- TASK INSTRUCTIONS:
For the records that follow, return only the count of lines containing the string "Eure".

(Stored dataset items)
· · ·

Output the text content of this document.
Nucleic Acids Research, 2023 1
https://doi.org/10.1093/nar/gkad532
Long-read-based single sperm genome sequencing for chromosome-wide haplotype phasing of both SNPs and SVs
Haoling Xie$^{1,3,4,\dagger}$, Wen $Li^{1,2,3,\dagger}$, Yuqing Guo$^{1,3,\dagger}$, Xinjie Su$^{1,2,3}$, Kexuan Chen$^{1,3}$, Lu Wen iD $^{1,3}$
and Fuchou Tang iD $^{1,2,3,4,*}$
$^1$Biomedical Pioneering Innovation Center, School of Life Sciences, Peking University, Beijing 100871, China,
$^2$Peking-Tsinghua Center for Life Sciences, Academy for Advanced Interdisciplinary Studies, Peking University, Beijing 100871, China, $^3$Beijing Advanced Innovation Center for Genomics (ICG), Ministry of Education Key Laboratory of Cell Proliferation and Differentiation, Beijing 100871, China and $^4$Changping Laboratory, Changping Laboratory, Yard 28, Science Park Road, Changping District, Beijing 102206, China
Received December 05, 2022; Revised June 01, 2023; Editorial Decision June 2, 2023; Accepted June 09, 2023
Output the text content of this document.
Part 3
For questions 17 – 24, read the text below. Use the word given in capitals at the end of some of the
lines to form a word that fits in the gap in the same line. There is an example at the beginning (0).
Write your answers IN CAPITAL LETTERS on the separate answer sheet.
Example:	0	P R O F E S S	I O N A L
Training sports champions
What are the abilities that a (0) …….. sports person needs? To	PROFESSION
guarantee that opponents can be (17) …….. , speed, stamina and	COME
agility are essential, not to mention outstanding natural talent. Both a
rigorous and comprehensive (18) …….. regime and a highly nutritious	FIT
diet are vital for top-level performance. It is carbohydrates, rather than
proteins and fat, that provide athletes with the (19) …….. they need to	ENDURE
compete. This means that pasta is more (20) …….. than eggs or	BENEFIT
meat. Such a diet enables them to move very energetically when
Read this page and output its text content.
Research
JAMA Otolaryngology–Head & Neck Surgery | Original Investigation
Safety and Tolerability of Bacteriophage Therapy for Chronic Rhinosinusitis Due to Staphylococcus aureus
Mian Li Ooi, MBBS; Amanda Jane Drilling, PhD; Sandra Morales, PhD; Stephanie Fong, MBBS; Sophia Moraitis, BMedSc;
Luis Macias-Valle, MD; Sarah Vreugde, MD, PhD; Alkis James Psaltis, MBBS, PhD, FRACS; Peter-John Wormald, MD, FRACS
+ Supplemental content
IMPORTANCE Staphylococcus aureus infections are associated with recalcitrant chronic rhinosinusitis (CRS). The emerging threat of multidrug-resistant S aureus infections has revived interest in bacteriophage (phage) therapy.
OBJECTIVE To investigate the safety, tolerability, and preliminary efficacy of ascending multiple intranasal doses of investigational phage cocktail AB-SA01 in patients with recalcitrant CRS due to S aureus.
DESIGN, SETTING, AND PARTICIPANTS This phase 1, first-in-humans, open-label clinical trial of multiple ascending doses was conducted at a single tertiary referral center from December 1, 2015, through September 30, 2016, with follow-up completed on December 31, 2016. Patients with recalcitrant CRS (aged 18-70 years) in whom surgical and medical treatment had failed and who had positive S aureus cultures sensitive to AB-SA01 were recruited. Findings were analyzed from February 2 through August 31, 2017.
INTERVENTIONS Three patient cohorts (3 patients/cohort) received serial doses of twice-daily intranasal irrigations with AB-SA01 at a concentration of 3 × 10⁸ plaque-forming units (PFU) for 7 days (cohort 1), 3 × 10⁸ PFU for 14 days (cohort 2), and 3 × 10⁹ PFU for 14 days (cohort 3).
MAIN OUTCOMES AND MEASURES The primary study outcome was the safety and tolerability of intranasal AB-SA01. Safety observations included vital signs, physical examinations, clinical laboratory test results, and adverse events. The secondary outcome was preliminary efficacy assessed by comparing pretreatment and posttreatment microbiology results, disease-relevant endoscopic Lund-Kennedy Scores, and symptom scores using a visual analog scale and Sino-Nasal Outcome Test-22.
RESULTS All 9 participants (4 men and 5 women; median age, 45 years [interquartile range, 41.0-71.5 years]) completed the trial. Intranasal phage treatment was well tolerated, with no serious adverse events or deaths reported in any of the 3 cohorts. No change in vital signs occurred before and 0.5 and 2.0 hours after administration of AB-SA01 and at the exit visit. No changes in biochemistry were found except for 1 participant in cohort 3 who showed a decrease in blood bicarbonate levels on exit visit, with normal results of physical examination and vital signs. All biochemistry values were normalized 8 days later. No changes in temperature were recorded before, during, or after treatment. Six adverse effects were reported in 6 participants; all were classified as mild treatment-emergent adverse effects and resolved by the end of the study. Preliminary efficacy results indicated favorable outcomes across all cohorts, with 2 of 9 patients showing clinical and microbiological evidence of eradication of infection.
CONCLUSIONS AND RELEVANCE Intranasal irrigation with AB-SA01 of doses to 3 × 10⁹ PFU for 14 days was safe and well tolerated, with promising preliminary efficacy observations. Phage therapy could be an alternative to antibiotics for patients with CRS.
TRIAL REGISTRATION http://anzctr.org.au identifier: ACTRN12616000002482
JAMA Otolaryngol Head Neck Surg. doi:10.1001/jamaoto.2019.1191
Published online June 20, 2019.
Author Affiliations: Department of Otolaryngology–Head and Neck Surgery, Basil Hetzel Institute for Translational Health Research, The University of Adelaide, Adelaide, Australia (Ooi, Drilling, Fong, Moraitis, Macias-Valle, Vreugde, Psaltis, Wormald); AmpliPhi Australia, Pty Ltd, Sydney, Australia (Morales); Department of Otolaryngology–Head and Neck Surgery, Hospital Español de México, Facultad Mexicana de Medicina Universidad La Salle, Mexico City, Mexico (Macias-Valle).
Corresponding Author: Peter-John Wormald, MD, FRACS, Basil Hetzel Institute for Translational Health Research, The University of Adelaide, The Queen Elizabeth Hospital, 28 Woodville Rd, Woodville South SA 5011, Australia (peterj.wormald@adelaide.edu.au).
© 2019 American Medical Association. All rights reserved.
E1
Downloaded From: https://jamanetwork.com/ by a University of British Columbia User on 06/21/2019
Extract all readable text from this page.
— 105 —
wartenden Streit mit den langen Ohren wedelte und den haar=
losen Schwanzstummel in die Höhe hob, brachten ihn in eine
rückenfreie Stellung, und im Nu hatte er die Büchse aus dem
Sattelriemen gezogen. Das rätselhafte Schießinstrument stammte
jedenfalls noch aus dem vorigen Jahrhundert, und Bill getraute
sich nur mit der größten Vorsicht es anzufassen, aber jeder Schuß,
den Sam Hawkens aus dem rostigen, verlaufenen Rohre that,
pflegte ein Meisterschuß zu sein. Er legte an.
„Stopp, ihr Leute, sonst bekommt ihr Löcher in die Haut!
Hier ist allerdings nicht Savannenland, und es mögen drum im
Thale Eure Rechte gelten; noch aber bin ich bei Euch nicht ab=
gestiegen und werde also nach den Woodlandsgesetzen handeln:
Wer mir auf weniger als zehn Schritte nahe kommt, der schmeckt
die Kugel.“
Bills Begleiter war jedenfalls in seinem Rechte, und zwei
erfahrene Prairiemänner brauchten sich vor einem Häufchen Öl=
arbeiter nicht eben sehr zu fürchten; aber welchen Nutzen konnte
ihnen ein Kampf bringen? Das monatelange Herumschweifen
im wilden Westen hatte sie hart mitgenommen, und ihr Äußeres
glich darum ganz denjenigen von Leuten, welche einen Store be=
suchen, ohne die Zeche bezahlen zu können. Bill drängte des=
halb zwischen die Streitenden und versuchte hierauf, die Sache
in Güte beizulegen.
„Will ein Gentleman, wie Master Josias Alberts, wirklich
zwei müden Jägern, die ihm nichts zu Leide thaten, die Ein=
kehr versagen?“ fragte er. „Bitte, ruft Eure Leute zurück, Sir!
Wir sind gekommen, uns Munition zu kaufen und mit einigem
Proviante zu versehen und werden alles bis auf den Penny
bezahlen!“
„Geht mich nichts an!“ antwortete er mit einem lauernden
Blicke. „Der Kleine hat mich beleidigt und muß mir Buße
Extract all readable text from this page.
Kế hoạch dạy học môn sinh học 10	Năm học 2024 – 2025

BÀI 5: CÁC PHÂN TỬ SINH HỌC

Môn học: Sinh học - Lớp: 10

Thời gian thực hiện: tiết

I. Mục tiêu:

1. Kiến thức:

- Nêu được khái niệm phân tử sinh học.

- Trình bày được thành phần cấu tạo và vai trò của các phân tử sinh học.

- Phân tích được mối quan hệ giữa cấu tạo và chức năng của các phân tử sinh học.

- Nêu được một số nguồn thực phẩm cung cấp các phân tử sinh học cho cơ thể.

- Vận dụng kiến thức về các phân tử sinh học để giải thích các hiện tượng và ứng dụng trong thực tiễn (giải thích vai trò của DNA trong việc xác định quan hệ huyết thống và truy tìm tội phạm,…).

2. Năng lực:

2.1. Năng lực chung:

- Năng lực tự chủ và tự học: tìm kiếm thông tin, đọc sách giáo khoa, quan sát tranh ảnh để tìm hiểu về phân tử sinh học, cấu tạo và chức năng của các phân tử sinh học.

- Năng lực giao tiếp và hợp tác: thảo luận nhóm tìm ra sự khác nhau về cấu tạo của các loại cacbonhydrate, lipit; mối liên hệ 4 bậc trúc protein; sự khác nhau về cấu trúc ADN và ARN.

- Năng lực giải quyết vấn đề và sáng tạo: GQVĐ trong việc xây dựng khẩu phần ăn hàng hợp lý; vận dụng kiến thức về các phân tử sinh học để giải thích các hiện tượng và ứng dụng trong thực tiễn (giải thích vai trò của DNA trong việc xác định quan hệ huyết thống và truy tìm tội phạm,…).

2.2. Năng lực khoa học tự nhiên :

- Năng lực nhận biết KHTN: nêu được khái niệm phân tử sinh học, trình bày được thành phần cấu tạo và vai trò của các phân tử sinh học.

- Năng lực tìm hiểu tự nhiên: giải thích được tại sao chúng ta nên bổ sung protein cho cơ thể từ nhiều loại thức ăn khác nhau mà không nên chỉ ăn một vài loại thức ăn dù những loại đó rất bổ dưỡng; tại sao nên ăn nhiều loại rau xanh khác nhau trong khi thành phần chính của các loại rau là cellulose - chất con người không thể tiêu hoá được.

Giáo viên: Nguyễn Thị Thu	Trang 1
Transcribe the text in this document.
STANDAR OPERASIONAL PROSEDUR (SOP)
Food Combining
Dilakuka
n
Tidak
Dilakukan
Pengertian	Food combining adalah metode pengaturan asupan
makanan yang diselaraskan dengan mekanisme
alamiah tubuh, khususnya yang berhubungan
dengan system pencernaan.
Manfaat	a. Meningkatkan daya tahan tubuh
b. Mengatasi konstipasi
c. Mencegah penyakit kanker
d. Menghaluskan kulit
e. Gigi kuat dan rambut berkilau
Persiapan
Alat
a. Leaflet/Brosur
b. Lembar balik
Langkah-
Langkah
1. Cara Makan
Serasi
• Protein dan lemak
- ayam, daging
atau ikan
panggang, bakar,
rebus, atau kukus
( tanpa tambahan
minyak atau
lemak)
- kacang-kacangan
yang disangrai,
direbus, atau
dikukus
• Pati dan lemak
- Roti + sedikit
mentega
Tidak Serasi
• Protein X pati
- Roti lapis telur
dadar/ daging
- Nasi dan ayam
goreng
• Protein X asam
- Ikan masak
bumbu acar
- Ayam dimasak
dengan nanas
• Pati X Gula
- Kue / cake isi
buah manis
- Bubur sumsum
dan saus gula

· · ·

- SOLUTION TO THIS TASK:
2